- TEXT TO READ -
## begin

I have restored cars in the past (as an amateur) and I'm with the majority on her - it can slowed but never cured. The only way to 'cure' the problem is to cut it out and replace it with good metal. Not what you want on a new vehicle. The Sale of Goods Act is going to be your friend here.


----------



## GROUNDHOG

Lets not get carried away here with trading standards, sale of goods act, Sprinters with scabs etc etc.

Every new Sprinter is covered by Mercedes with a 12 year anti corrosion warranty so just take it to a local Mercedes dealer and let them deal with it!!

Of course if they do not that is different....

## end

- TASK TO CARRY OUT -
Could you continue the thread about rust on a new Sprinter van from its last line? The records have nothing to do with the thread about rust on a new Sprinter van.

(Rows from a layout dataset)

## begin

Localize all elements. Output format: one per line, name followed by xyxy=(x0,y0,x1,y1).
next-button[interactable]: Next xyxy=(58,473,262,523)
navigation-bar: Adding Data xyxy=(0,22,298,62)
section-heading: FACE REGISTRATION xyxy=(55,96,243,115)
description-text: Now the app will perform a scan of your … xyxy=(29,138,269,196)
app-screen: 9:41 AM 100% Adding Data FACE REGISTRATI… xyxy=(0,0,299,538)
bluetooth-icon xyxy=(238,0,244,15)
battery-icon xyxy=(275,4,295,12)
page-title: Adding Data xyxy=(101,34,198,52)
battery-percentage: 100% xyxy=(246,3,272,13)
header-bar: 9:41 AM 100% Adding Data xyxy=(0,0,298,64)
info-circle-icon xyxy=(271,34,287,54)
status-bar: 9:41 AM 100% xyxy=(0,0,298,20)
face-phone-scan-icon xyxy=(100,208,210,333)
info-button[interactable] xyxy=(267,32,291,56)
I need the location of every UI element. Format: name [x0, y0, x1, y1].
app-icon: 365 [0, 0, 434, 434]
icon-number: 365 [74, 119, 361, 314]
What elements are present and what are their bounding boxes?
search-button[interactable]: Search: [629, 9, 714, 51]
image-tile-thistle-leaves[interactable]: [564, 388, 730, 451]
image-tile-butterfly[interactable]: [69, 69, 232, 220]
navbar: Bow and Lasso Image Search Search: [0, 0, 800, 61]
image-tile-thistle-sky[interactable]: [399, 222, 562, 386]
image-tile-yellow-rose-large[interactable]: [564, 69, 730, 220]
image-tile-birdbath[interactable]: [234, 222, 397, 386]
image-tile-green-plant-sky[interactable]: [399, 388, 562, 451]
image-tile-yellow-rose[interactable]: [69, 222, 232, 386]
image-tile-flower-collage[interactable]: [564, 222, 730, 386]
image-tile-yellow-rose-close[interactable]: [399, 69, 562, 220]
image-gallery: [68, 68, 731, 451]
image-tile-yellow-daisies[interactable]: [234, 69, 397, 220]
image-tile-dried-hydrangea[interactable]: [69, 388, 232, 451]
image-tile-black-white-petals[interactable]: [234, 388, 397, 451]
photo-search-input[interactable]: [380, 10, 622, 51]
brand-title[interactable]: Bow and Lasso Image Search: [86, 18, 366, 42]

## end

- OUTPUT FOR THIS TASK -
----------



## Mrplodd

The problem with rust warranties is that the usually only cover "perforation" (posh name for a hole  ) and I dont think the OP is prepared to wait until a hole appears  

A few piccies to Mr MB and ask him if he would like the opportunity to sort it to your satisfaction or would he prefer you to go the press with it :twisted:

I would also be inclined to check the Vin number for the date the chassis cab was manufactured (rather than when it was registered) THAT could be enlightening for you as well


----------



## javea

GROUNDHOG said:


> Every new Sprinter is covered by Mercedes with a 12 year anti corrosion warranty so just take it to a local Mercedes dealer and let them deal with it!!
> 
> Of course if they do not that is different....


Have a look at my post earlier in the thread. Yes, Mercedes will repaint it but only once. When it comes through again (and it will!) they will wash their hands of it as they did with the A Class that my daughter bought off me.

Unfortunately the Mercedes of today does not compare with the Mercedes of earlier times.

Mike


----------



## Dibbles1

Rust can be cured to a degree.

When I used to renovate old m'bikes, they'd invariably be covered in rust.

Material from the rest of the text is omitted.